■ **WHAT NEEDS TO BE DONE**
Write out each of the following lines word for word.

■ **Some lines**
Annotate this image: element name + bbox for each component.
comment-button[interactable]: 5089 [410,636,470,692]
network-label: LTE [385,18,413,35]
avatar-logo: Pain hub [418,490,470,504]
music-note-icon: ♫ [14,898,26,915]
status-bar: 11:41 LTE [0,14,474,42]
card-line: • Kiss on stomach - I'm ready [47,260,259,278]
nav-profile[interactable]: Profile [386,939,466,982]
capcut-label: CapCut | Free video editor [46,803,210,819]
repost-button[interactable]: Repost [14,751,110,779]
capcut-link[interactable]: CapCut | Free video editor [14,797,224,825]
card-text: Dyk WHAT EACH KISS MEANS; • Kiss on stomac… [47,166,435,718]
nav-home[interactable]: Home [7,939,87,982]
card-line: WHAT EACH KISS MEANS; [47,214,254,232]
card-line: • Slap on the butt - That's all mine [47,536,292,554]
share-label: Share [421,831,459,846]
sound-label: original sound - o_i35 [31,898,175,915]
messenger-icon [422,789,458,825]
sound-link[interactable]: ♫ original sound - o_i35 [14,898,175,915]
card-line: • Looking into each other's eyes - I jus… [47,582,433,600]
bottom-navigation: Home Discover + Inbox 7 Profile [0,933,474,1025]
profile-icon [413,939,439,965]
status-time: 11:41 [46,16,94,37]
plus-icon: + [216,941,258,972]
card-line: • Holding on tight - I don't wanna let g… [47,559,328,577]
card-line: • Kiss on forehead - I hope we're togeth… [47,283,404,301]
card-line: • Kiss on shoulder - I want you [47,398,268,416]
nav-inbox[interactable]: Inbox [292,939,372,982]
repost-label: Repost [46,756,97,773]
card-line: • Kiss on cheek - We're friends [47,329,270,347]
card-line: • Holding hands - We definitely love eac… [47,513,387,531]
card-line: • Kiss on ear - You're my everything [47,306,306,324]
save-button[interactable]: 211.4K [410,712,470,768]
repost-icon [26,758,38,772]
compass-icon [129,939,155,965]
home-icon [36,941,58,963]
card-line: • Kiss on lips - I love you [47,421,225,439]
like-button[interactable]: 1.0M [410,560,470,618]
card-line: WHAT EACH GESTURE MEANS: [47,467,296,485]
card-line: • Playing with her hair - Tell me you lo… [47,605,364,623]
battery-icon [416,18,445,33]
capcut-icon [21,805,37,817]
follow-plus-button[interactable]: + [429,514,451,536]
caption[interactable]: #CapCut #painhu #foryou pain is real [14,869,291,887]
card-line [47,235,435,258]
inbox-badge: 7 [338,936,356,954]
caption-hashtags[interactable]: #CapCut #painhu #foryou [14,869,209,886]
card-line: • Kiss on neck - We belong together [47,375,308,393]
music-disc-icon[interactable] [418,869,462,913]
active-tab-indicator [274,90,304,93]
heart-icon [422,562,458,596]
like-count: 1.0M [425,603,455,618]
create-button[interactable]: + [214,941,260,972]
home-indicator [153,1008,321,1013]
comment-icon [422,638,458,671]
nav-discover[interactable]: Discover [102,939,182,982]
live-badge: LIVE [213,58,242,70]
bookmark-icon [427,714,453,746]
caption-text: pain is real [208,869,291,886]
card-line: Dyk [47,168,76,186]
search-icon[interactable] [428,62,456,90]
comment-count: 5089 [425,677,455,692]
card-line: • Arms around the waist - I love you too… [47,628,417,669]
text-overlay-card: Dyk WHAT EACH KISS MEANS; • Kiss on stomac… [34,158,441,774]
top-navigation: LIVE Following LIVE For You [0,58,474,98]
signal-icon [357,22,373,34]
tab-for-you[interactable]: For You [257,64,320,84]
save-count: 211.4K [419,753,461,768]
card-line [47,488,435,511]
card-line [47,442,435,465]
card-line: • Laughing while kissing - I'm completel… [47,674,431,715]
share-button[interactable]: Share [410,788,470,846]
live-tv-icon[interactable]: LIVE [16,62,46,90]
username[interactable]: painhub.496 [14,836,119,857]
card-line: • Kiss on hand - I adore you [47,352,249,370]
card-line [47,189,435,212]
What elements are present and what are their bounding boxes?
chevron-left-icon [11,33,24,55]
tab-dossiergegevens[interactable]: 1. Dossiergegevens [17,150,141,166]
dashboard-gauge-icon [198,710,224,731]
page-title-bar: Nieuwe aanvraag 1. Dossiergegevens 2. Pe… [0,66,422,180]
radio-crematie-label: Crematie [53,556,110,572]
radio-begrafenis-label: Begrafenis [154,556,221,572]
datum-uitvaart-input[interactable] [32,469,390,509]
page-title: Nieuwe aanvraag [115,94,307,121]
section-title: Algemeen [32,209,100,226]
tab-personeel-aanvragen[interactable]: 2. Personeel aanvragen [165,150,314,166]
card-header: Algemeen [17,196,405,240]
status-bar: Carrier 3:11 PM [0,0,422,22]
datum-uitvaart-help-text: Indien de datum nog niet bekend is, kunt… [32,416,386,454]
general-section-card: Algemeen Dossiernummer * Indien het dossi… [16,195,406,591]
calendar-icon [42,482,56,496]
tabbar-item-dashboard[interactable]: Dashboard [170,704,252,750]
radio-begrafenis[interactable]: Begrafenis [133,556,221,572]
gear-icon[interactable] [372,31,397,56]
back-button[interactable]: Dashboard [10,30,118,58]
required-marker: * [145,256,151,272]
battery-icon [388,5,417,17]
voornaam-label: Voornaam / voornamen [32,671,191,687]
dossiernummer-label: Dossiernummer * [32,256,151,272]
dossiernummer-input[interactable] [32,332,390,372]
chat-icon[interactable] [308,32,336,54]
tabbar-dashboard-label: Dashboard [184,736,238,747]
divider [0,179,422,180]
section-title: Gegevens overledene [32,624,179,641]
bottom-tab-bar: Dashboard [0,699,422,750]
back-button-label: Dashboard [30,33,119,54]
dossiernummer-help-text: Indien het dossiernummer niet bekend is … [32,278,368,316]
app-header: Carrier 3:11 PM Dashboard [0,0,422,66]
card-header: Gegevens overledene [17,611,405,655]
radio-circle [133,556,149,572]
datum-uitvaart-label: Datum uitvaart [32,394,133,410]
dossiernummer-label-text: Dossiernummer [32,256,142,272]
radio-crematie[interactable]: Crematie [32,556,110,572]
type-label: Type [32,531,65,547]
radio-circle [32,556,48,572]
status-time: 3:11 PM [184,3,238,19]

■ **ANSWER FOR THE TASK**
Annotate this image: element name + bbox for each component.
comment-button[interactable]: 5089 [410,636,470,692]
network-label: LTE [385,18,413,35]
avatar-logo: Pain hub [418,490,470,504]
music-note-icon: ♫ [14,898,26,915]
status-bar: 11:41 LTE [0,14,474,42]
card-line: • Kiss on stomach - I'm ready [47,260,259,278]
nav-profile[interactable]: Profile [386,939,466,982]
capcut-label: CapCut | Free video editor [46,803,210,819]
repost-button[interactable]: Repost [14,751,110,779]
capcut-link[interactable]: CapCut | Free video editor [14,797,224,825]
card-text: Dyk WHAT EACH KISS MEANS; • Kiss on stomac… [47,166,435,718]
nav-home[interactable]: Home [7,939,87,982]
card-line: WHAT EACH KISS MEANS; [47,214,254,232]
card-line: • Slap on the butt - That's all mine [47,536,292,554]
share-label: Share [421,831,459,846]
sound-label: original sound - o_i35 [31,898,175,915]
messenger-icon [422,789,458,825]
sound-link[interactable]: ♫ original sound - o_i35 [14,898,175,915]
card-line: • Looking into each other's eyes - I jus… [47,582,433,600]
bottom-navigation: Home Discover + Inbox 7 Profile [0,933,474,1025]
profile-icon [413,939,439,965]
status-time: 11:41 [46,16,94,37]
plus-icon: + [216,941,258,972]
card-line: • Holding on tight - I don't wanna let g… [47,559,328,577]
card-line: • Kiss on forehead - I hope we're togeth… [47,283,404,301]
card-line: • Kiss on shoulder - I want you [47,398,268,416]
nav-inbox[interactable]: Inbox [292,939,372,982]
repost-label: Repost [46,756,97,773]
card-line: • Kiss on cheek - We're friends [47,329,270,347]
card-line: • Holding hands - We definitely love eac… [47,513,387,531]
card-line: • Kiss on ear - You're my everything [47,306,306,324]
save-button[interactable]: 211.4K [410,712,470,768]
repost-icon [26,758,38,772]
compass-icon [129,939,155,965]
home-icon [36,941,58,963]
card-line: • Kiss on lips - I love you [47,421,225,439]
like-button[interactable]: 1.0M [410,560,470,618]
card-line: WHAT EACH GESTURE MEANS: [47,467,296,485]
card-line: • Playing with her hair - Tell me you lo… [47,605,364,623]
battery-icon [416,18,445,33]
capcut-icon [21,805,37,817]
follow-plus-button[interactable]: + [429,514,451,536]
caption[interactable]: #CapCut #painhu #foryou pain is real [14,869,291,887]
card-line [47,235,435,258]
inbox-badge: 7 [338,936,356,954]
caption-hashtags[interactable]: #CapCut #painhu #foryou [14,869,209,886]
card-line: • Kiss on neck - We belong together [47,375,308,393]
music-disc-icon[interactable] [418,869,462,913]
active-tab-indicator [274,90,304,93]
heart-icon [422,562,458,596]
like-count: 1.0M [425,603,455,618]
create-button[interactable]: + [214,941,260,972]
home-indicator [153,1008,321,1013]
comment-icon [422,638,458,671]
nav-discover[interactable]: Discover [102,939,182,982]
live-badge: LIVE [213,58,242,70]
bookmark-icon [427,714,453,746]
caption-text: pain is real [208,869,291,886]
card-line: Dyk [47,168,76,186]
search-icon[interactable] [428,62,456,90]
comment-count: 5089 [425,677,455,692]
card-line: • Arms around the waist - I love you too… [47,628,417,669]
text-overlay-card: Dyk WHAT EACH KISS MEANS; • Kiss on stomac… [34,158,441,774]
top-navigation: LIVE Following LIVE For You [0,58,474,98]
signal-icon [357,22,373,34]
tab-for-you[interactable]: For You [257,64,320,84]
save-count: 211.4K [419,753,461,768]
card-line [47,488,435,511]
card-line [47,442,435,465]
card-line: • Laughing while kissing - I'm completel… [47,674,431,715]
share-button[interactable]: Share [410,788,470,846]
live-tv-icon[interactable]: LIVE [16,62,46,90]
username[interactable]: painhub.496 [14,836,119,857]
card-line: • Kiss on hand - I adore you [47,352,249,370]
card-line [47,189,435,212]
What elements are present and what are their bounding boxes?
chevron-left-icon [11,33,24,55]
tab-dossiergegevens[interactable]: 1. Dossiergegevens [17,150,141,166]
dashboard-gauge-icon [198,710,224,731]
page-title-bar: Nieuwe aanvraag 1. Dossiergegevens 2. Pe… [0,66,422,180]
radio-crematie-label: Crematie [53,556,110,572]
radio-begrafenis-label: Begrafenis [154,556,221,572]
datum-uitvaart-input[interactable] [32,469,390,509]
page-title: Nieuwe aanvraag [115,94,307,121]
section-title: Algemeen [32,209,100,226]
tab-personeel-aanvragen[interactable]: 2. Personeel aanvragen [165,150,314,166]
card-header: Algemeen [17,196,405,240]
status-bar: Carrier 3:11 PM [0,0,422,22]
datum-uitvaart-help-text: Indien de datum nog niet bekend is, kunt… [32,416,386,454]
general-section-card: Algemeen Dossiernummer * Indien het dossi… [16,195,406,591]
calendar-icon [42,482,56,496]
tabbar-item-dashboard[interactable]: Dashboard [170,704,252,750]
radio-begrafenis[interactable]: Begrafenis [133,556,221,572]
gear-icon[interactable] [372,31,397,56]
back-button[interactable]: Dashboard [10,30,118,58]
required-marker: * [145,256,151,272]
battery-icon [388,5,417,17]
voornaam-label: Voornaam / voornamen [32,671,191,687]
dossiernummer-label: Dossiernummer * [32,256,151,272]
dossiernummer-input[interactable] [32,332,390,372]
chat-icon[interactable] [308,32,336,54]
tabbar-dashboard-label: Dashboard [184,736,238,747]
divider [0,179,422,180]
section-title: Gegevens overledene [32,624,179,641]
bottom-tab-bar: Dashboard [0,699,422,750]
back-button-label: Dashboard [30,33,119,54]
dossiernummer-help-text: Indien het dossiernummer niet bekend is … [32,278,368,316]
app-header: Carrier 3:11 PM Dashboard [0,0,422,66]
card-header: Gegevens overledene [17,611,405,655]
radio-circle [133,556,149,572]
datum-uitvaart-label: Datum uitvaart [32,394,133,410]
dossiernummer-label-text: Dossiernummer [32,256,142,272]
radio-crematie[interactable]: Crematie [32,556,110,572]
type-label: Type [32,531,65,547]
radio-circle [32,556,48,572]
status-time: 3:11 PM [184,3,238,19]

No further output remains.